══ STORED DATA
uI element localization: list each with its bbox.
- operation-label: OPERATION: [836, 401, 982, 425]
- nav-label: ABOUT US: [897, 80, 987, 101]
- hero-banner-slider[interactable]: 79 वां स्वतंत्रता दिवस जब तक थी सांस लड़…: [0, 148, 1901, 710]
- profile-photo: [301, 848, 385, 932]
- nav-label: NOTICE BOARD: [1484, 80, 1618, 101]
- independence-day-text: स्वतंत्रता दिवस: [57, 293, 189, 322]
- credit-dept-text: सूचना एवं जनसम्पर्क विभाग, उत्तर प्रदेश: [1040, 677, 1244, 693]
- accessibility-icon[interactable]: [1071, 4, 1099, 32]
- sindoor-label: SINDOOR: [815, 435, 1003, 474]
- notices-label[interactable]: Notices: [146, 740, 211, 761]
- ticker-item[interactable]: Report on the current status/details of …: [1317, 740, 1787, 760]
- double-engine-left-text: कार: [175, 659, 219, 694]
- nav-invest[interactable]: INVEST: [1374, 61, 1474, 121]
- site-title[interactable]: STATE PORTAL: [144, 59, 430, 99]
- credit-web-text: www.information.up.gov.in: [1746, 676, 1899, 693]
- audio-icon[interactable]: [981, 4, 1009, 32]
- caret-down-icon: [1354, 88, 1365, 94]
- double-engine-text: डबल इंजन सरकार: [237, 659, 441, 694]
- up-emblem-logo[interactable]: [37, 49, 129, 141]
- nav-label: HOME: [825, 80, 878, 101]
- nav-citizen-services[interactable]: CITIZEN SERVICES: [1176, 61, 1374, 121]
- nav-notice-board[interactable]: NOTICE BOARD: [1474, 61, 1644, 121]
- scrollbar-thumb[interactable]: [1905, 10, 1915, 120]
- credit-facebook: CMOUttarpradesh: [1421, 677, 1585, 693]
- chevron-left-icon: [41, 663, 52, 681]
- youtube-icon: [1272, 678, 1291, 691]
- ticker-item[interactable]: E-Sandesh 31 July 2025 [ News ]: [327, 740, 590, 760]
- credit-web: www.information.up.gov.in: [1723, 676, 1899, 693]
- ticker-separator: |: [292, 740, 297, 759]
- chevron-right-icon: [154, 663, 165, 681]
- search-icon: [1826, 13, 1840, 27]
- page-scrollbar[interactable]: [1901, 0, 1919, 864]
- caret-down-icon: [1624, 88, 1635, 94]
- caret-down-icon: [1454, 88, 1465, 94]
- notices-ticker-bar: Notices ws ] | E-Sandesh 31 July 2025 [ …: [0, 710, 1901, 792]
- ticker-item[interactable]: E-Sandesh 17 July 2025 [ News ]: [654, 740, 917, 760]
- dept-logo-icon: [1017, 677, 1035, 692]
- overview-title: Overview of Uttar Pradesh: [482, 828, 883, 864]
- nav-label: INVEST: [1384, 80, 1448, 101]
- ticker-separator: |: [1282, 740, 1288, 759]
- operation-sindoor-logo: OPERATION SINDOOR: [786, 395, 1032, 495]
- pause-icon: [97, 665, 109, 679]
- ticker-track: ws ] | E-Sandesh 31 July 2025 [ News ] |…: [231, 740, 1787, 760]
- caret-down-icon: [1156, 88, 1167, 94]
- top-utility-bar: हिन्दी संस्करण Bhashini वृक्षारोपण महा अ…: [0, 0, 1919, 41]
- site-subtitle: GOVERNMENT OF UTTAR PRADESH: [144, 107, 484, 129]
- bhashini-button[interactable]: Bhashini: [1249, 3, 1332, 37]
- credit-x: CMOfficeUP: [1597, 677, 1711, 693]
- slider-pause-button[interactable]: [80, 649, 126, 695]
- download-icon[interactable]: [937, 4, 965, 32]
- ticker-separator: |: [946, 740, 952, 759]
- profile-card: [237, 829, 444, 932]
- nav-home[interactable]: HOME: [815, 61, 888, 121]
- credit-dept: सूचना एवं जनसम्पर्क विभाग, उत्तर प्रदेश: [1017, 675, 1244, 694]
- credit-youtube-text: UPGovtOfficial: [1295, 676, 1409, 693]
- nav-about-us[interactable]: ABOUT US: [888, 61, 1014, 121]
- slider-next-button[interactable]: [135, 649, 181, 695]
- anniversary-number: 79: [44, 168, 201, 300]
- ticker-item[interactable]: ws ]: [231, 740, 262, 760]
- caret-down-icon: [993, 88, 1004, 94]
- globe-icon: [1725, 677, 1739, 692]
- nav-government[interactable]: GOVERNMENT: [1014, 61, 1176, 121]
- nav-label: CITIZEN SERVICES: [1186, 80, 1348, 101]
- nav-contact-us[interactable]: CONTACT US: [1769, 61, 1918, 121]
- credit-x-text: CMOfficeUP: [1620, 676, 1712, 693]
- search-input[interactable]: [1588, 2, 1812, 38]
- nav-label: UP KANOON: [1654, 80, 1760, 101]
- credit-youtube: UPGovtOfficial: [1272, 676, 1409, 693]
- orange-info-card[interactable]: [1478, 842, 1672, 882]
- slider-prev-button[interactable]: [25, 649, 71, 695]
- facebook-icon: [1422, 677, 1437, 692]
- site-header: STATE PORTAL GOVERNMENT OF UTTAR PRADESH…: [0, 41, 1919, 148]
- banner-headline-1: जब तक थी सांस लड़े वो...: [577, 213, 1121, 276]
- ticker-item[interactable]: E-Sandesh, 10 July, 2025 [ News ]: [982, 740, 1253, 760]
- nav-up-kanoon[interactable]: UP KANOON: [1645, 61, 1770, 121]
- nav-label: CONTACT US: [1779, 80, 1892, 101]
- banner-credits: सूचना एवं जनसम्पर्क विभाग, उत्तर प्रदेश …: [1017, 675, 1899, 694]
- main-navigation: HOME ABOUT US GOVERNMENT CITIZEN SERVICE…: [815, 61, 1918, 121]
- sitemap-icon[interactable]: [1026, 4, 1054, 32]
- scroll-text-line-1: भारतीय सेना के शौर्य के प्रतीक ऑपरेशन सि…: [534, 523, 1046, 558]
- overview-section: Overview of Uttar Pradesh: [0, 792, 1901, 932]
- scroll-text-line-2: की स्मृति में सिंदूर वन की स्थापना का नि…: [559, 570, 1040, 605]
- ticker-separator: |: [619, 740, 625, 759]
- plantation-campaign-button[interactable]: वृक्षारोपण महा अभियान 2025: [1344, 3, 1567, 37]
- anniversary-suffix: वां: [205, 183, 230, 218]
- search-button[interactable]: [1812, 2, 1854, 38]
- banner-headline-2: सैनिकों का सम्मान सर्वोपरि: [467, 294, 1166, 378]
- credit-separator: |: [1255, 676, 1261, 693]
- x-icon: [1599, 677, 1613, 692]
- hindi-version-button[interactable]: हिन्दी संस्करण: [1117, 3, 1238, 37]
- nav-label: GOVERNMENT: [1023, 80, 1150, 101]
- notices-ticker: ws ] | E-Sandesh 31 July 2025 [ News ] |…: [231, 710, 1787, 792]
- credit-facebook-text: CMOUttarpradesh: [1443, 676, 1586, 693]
════
- _GIVEN PROBLEM_: Please lay out the material from its first line up to and including the line containing "- profile-photo: [301, 848, 385, 932]" as a Markdown table with the columns Row and Entry, numbering each line and leaving out blank lines.

- _CORRECT OUTPUT_:
| Row | Entry |
|---|---|
| 1 | uI element localization: list each with its bbox. |
| 2 | - operation-label: OPERATION: [836, 401, 982, 425] |
| 3 | - nav-label: ABOUT US: [897, 80, 987, 101] |
| 4 | - hero-banner-slider[interactable]: 79 वां स्वतंत्रता दिवस जब तक थी सांस लड़…: [0, 148, 1901, 710] |
| 5 | - profile-photo: [301, 848, 385, 932] |